- THE PROBLEM
Pick every line with "entonces" from the material below.

Data records
------------------------------

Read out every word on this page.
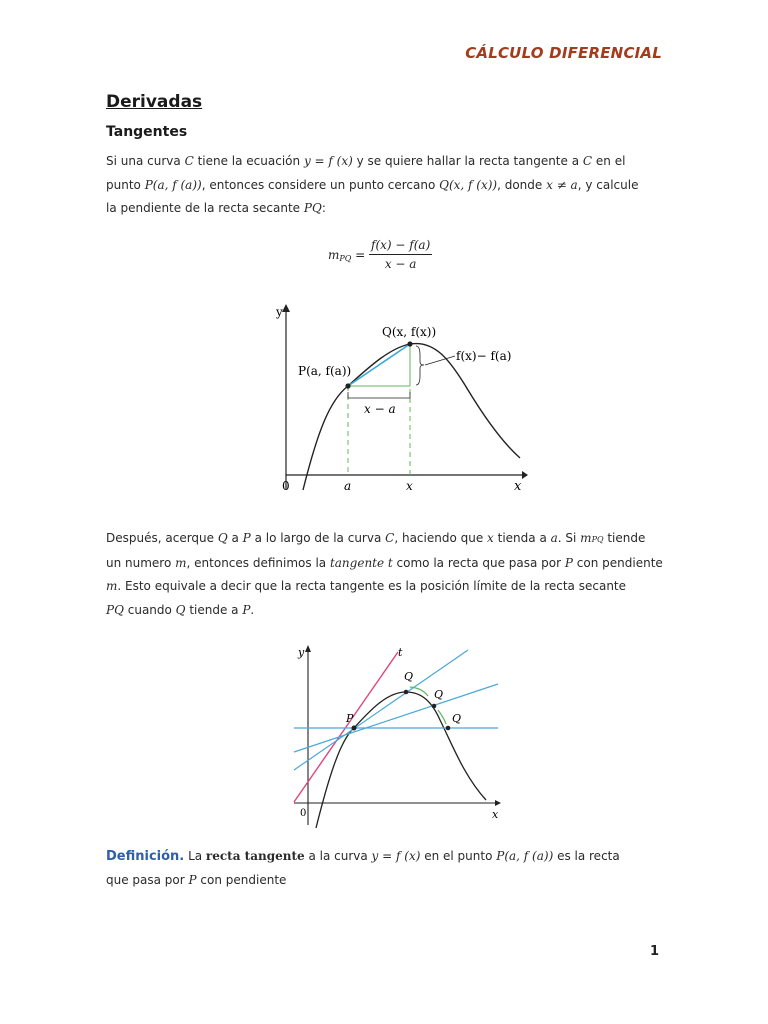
CÁLCULO DIFERENCIAL
Derivadas
Tangentes
Si una curva C tiene la ecuación y = f (x) y se quiere hallar la recta tangente a C en el
punto P(a, f (a)), entonces considere un punto cercano Q(x, f (x)), donde x ≠ a, y calcule
la pendiente de la recta secante PQ:
m PQ = $\frac{f(x) - f(a)}{x - a}$
y
x
0	a	x
P(a, f(a))
Q(x, f(x))
f(x)− f(a)
x − a
Después, acerque Q a P a lo largo de la curva C, haciendo que x tienda a a. Si mPQ tiende
un numero m, entonces definimos la tangente t como la recta que pasa por P con pendiente
m. Esto equivale a decir que la recta tangente es la posición límite de la recta secante
PQ cuando Q tiende a P.
y
x
0
t
P
Q
Q
Q
Definición. La recta tangente a la curva y = f (x) en el punto P(a, f (a)) es la recta
que pasa por P con pendiente
1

------------------------------

- THE SOLUTION
punto P(a, f (a)), entonces considere un punto cercano Q(x, f (x)), donde x ≠ a, y calcule
un numero m, entonces definimos la tangente t como la recta que pasa por P con pendiente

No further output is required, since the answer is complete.